Problem to solve:
Take the entries below and reproduce them word for word.

** Begin Record list **

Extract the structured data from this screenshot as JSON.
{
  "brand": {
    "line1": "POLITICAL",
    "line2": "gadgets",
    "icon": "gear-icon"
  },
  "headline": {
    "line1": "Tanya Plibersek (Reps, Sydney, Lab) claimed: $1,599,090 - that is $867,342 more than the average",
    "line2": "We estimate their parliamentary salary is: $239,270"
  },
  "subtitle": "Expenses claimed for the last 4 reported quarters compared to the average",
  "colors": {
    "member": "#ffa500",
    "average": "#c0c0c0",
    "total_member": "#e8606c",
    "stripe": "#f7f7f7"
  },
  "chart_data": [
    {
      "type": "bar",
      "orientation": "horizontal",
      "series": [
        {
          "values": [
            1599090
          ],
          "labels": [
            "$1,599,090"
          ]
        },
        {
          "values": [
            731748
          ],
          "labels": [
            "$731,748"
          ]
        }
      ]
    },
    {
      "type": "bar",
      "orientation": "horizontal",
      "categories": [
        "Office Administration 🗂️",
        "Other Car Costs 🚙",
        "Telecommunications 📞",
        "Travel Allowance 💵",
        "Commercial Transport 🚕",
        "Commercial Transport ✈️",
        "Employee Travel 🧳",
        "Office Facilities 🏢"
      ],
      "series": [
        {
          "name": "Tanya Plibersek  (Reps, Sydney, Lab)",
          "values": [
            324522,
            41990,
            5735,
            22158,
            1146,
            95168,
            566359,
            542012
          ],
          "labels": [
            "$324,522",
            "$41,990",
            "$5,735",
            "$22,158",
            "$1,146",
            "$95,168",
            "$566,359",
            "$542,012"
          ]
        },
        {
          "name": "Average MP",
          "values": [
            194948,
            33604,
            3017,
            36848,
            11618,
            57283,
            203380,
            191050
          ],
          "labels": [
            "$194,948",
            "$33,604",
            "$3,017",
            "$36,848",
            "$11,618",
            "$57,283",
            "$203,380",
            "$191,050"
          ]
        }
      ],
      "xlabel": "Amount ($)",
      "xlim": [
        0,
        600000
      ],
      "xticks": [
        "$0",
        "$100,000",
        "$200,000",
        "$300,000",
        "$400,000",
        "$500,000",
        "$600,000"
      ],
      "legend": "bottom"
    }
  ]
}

** End Record list **

Output of the task:
Extract the structured data from this screenshot as JSON.
{
  "brand": {
    "line1": "POLITICAL",
    "line2": "gadgets",
    "icon": "gear-icon"
  },
  "headline": {
    "line1": "Tanya Plibersek (Reps, Sydney, Lab) claimed: $1,599,090 - that is $867,342 more than the average",
    "line2": "We estimate their parliamentary salary is: $239,270"
  },
  "subtitle": "Expenses claimed for the last 4 reported quarters compared to the average",
  "colors": {
    "member": "#ffa500",
    "average": "#c0c0c0",
    "total_member": "#e8606c",
    "stripe": "#f7f7f7"
  },
  "chart_data": [
    {
      "type": "bar",
      "orientation": "horizontal",
      "series": [
        {
          "values": [
            1599090
          ],
          "labels": [
            "$1,599,090"
          ]
        },
        {
          "values": [
            731748
          ],
          "labels": [
            "$731,748"
          ]
        }
      ]
    },
    {
      "type": "bar",
      "orientation": "horizontal",
      "categories": [
        "Office Administration 🗂️",
        "Other Car Costs 🚙",
        "Telecommunications 📞",
        "Travel Allowance 💵",
        "Commercial Transport 🚕",
        "Commercial Transport ✈️",
        "Employee Travel 🧳",
        "Office Facilities 🏢"
      ],
      "series": [
        {
          "name": "Tanya Plibersek  (Reps, Sydney, Lab)",
          "values": [
            324522,
            41990,
            5735,
            22158,
            1146,
            95168,
            566359,
            542012
          ],
          "labels": [
            "$324,522",
            "$41,990",
            "$5,735",
            "$22,158",
            "$1,146",
            "$95,168",
            "$566,359",
            "$542,012"
          ]
        },
        {
          "name": "Average MP",
          "values": [
            194948,
            33604,
            3017,
            36848,
            11618,
            57283,
            203380,
            191050
          ],
          "labels": [
            "$194,948",
            "$33,604",
            "$3,017",
            "$36,848",
            "$11,618",
            "$57,283",
            "$203,380",
            "$191,050"
          ]
        }
      ],
      "xlabel": "Amount ($)",
      "xlim": [
        0,
        600000
      ],
      "xticks": [
        "$0",
        "$100,000",
        "$200,000",
        "$300,000",
        "$400,000",
        "$500,000",
        "$600,000"
      ],
      "legend": "bottom"
    }
  ]
}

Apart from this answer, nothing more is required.